## DATA SUPPLIED
==================================================

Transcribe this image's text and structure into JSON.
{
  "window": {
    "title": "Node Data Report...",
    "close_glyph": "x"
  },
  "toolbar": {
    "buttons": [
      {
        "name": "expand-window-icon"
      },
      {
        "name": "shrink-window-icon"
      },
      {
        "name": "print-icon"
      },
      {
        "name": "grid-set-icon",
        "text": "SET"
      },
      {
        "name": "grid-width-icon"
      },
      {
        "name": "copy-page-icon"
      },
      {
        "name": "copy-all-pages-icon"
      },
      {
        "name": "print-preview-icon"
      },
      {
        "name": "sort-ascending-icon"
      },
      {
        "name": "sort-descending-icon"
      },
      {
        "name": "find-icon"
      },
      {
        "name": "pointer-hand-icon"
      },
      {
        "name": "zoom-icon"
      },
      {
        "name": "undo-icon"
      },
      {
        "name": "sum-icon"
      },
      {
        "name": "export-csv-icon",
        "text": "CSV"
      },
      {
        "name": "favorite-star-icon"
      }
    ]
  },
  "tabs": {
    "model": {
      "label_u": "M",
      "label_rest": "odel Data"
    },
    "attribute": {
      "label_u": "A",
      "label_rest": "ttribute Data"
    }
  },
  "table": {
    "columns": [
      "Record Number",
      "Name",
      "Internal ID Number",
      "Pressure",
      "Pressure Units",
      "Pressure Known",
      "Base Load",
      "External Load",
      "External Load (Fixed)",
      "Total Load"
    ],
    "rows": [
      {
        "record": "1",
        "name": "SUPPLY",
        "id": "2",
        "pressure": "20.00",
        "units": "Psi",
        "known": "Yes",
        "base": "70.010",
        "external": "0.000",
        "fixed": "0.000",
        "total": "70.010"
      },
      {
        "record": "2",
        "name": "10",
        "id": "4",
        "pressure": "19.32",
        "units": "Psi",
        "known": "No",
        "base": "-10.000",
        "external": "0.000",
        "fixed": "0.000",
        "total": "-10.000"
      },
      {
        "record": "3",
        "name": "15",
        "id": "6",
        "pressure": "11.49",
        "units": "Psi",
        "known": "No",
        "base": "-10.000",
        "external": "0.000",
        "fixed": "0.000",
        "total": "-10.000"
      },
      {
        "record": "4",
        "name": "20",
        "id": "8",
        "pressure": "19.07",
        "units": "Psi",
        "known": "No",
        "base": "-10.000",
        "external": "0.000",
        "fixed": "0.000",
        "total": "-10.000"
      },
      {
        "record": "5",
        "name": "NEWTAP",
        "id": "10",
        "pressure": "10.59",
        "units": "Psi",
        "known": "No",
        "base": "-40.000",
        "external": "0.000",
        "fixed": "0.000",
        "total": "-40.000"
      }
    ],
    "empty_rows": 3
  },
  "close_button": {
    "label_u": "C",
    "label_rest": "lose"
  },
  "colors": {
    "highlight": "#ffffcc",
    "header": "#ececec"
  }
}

==================================================

## TASK BRIEF
Find every line containing the word "print", then give the total and nothing more.

## WRITTEN ANSWER
2